**Directions for this task:** Check each line of the listing below for the string "Settings", and copy the ones that have it.
========================
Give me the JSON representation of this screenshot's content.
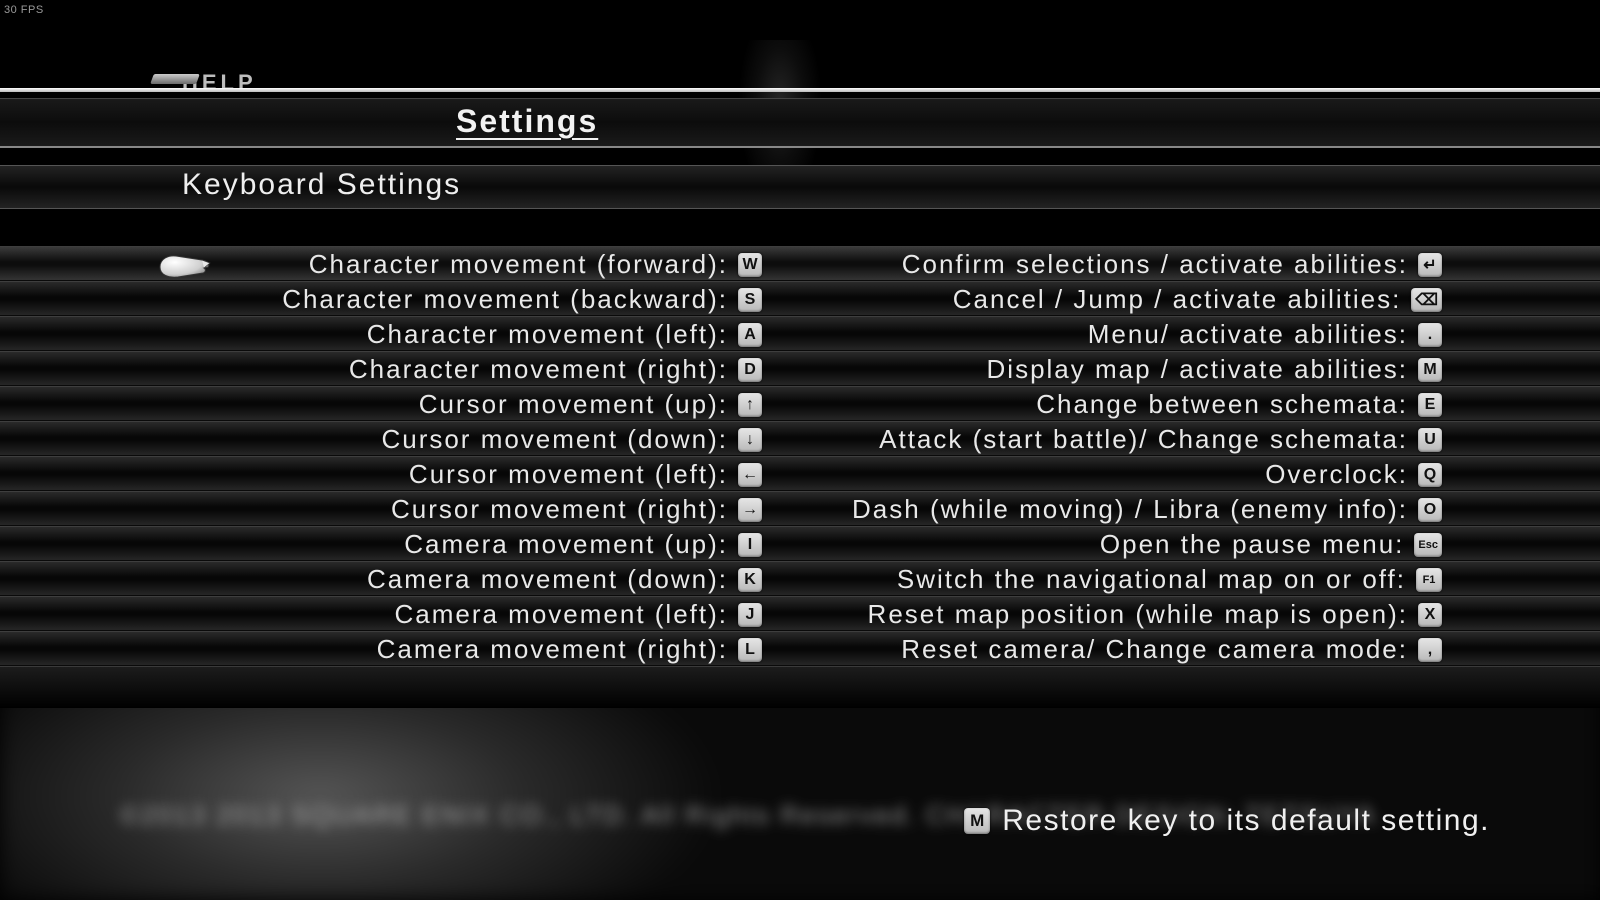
{
  "fps_overlay": "30 FPS",
  "help_label": "HELP",
  "page_title": "Settings",
  "section_title": "Keyboard Settings",
  "selected_row_index": 0,
  "left_bindings": [
    {
      "label": "Character movement (forward):",
      "key": "W"
    },
    {
      "label": "Character movement (backward):",
      "key": "S"
    },
    {
      "label": "Character movement (left):",
      "key": "A"
    },
    {
      "label": "Character movement (right):",
      "key": "D"
    },
    {
      "label": "Cursor movement (up):",
      "key": "↑"
    },
    {
      "label": "Cursor movement (down):",
      "key": "↓"
    },
    {
      "label": "Cursor movement (left):",
      "key": "←"
    },
    {
      "label": "Cursor movement (right):",
      "key": "→"
    },
    {
      "label": "Camera movement (up):",
      "key": "I"
    },
    {
      "label": "Camera movement (down):",
      "key": "K"
    },
    {
      "label": "Camera movement (left):",
      "key": "J"
    },
    {
      "label": "Camera movement (right):",
      "key": "L"
    }
  ],
  "right_bindings": [
    {
      "label": "Confirm selections / activate abilities:",
      "key": "↵"
    },
    {
      "label": "Cancel / Jump / activate abilities:",
      "key": "⌫"
    },
    {
      "label": "Menu/ activate abilities:",
      "key": "."
    },
    {
      "label": "Display map / activate abilities:",
      "key": "M"
    },
    {
      "label": "Change between schemata:",
      "key": "E"
    },
    {
      "label": "Attack (start battle)/ Change schemata:",
      "key": "U"
    },
    {
      "label": "Overclock:",
      "key": "Q"
    },
    {
      "label": "Dash (while moving) / Libra (enemy info):",
      "key": "O"
    },
    {
      "label": "Open the pause menu:",
      "key": "Esc",
      "small": true
    },
    {
      "label": "Switch the navigational map on or off:",
      "key": "F1",
      "small": true
    },
    {
      "label": "Reset map position (while map is open):",
      "key": "X"
    },
    {
      "label": "Reset camera/ Change camera mode:",
      "key": ","
    }
  ],
  "footer_hint": {
    "key": "M",
    "text": "Restore key to its default setting."
  },
  "copyright_blur": "©2013   2013 SQUARE ENIX CO., LTD.   All Rights Reserved.   CHARACTER DESIGN: TETSUYA"
}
========================
**Task answer:**
  "page_title": "Settings",
  "section_title": "Keyboard Settings",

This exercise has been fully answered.